Records provided
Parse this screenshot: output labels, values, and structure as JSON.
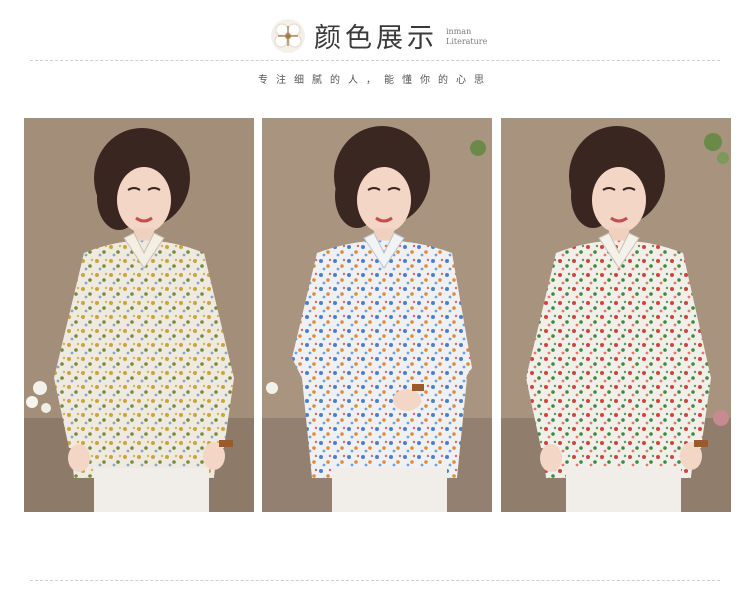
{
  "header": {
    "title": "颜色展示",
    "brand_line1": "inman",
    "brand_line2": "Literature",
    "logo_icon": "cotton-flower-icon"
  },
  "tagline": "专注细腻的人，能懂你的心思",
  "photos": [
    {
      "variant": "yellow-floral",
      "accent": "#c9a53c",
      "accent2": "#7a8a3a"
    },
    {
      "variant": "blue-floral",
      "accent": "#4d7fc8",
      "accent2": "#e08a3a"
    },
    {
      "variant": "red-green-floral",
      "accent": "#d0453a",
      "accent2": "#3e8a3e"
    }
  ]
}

Instructions to follow
Your answer should be a single number: how many lines in the data above include "variant"?

The answer
3